### STATED EXERCISE
Reproduce the full listing that appears beneath this instruction exactly.

begin MATERIAL FOR THE TASK

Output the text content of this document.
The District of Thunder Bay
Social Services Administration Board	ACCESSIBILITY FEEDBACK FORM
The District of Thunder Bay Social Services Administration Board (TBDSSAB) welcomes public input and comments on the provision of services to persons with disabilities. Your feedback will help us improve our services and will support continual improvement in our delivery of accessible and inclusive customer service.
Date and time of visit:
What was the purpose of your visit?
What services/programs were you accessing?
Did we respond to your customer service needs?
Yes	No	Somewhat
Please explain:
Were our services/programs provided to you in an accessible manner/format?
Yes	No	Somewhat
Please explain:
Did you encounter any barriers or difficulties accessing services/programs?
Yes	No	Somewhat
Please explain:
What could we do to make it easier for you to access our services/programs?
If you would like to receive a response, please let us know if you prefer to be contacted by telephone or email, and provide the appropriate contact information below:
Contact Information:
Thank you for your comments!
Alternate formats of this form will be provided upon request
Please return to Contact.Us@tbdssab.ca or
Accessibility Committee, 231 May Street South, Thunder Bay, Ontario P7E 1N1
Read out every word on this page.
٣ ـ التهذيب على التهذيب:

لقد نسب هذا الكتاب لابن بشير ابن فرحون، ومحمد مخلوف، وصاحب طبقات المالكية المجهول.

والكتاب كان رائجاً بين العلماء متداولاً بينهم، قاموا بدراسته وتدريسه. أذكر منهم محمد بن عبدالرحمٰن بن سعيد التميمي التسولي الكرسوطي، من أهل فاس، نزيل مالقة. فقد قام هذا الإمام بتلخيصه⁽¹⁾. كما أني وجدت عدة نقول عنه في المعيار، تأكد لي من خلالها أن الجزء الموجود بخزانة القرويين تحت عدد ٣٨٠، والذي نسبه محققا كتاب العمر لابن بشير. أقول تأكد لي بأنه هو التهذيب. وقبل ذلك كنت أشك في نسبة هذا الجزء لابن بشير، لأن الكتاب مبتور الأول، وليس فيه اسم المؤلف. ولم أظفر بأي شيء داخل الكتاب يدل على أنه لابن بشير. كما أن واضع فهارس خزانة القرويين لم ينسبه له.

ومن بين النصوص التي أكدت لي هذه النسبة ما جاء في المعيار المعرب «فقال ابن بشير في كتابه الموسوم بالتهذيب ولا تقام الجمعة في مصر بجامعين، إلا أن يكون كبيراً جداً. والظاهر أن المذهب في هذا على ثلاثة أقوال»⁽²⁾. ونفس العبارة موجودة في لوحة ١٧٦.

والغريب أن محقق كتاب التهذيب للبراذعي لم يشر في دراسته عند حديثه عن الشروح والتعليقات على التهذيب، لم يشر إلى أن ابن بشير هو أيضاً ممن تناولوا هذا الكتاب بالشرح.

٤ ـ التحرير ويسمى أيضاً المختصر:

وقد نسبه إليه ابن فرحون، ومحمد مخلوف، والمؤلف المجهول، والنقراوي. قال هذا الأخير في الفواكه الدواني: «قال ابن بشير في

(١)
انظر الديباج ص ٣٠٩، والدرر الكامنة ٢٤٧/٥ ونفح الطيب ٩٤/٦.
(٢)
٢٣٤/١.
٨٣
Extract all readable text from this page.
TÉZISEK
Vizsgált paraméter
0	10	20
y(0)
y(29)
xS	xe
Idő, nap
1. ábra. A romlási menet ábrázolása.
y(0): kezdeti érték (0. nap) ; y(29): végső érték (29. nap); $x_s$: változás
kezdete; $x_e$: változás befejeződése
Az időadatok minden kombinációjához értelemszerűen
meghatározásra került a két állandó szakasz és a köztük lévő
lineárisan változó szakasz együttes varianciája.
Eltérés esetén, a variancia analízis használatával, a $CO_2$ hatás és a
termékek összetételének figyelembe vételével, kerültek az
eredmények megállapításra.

end MATERIAL FOR THE TASK

### RESULT OF THIS TASK
Output the text content of this document.
The District of Thunder Bay
Social Services Administration Board	ACCESSIBILITY FEEDBACK FORM
The District of Thunder Bay Social Services Administration Board (TBDSSAB) welcomes public input and comments on the provision of services to persons with disabilities. Your feedback will help us improve our services and will support continual improvement in our delivery of accessible and inclusive customer service.
Date and time of visit:
What was the purpose of your visit?
What services/programs were you accessing?
Did we respond to your customer service needs?
Yes	No	Somewhat
Please explain:
Were our services/programs provided to you in an accessible manner/format?
Yes	No	Somewhat
Please explain:
Did you encounter any barriers or difficulties accessing services/programs?
Yes	No	Somewhat
Please explain:
What could we do to make it easier for you to access our services/programs?
If you would like to receive a response, please let us know if you prefer to be contacted by telephone or email, and provide the appropriate contact information below:
Contact Information:
Thank you for your comments!
Alternate formats of this form will be provided upon request
Please return to Contact.Us@tbdssab.ca or
Accessibility Committee, 231 May Street South, Thunder Bay, Ontario P7E 1N1
Read out every word on this page.
٣ ـ التهذيب على التهذيب:

لقد نسب هذا الكتاب لابن بشير ابن فرحون، ومحمد مخلوف، وصاحب طبقات المالكية المجهول.

والكتاب كان رائجاً بين العلماء متداولاً بينهم، قاموا بدراسته وتدريسه. أذكر منهم محمد بن عبدالرحمٰن بن سعيد التميمي التسولي الكرسوطي، من أهل فاس، نزيل مالقة. فقد قام هذا الإمام بتلخيصه⁽¹⁾. كما أني وجدت عدة نقول عنه في المعيار، تأكد لي من خلالها أن الجزء الموجود بخزانة القرويين تحت عدد ٣٨٠، والذي نسبه محققا كتاب العمر لابن بشير. أقول تأكد لي بأنه هو التهذيب. وقبل ذلك كنت أشك في نسبة هذا الجزء لابن بشير، لأن الكتاب مبتور الأول، وليس فيه اسم المؤلف. ولم أظفر بأي شيء داخل الكتاب يدل على أنه لابن بشير. كما أن واضع فهارس خزانة القرويين لم ينسبه له.

ومن بين النصوص التي أكدت لي هذه النسبة ما جاء في المعيار المعرب «فقال ابن بشير في كتابه الموسوم بالتهذيب ولا تقام الجمعة في مصر بجامعين، إلا أن يكون كبيراً جداً. والظاهر أن المذهب في هذا على ثلاثة أقوال»⁽²⁾. ونفس العبارة موجودة في لوحة ١٧٦.

والغريب أن محقق كتاب التهذيب للبراذعي لم يشر في دراسته عند حديثه عن الشروح والتعليقات على التهذيب، لم يشر إلى أن ابن بشير هو أيضاً ممن تناولوا هذا الكتاب بالشرح.

٤ ـ التحرير ويسمى أيضاً المختصر:

وقد نسبه إليه ابن فرحون، ومحمد مخلوف، والمؤلف المجهول، والنقراوي. قال هذا الأخير في الفواكه الدواني: «قال ابن بشير في

(١)
انظر الديباج ص ٣٠٩، والدرر الكامنة ٢٤٧/٥ ونفح الطيب ٩٤/٦.
(٢)
٢٣٤/١.
٨٣
Extract all readable text from this page.
TÉZISEK
Vizsgált paraméter
0	10	20
y(0)
y(29)
xS	xe
Idő, nap
1. ábra. A romlási menet ábrázolása.
y(0): kezdeti érték (0. nap) ; y(29): végső érték (29. nap); $x_s$: változás
kezdete; $x_e$: változás befejeződése
Az időadatok minden kombinációjához értelemszerűen
meghatározásra került a két állandó szakasz és a köztük lévő
lineárisan változó szakasz együttes varianciája.
Eltérés esetén, a variancia analízis használatával, a $CO_2$ hatás és a
termékek összetételének figyelembe vételével, kerültek az
eredmények megállapításra.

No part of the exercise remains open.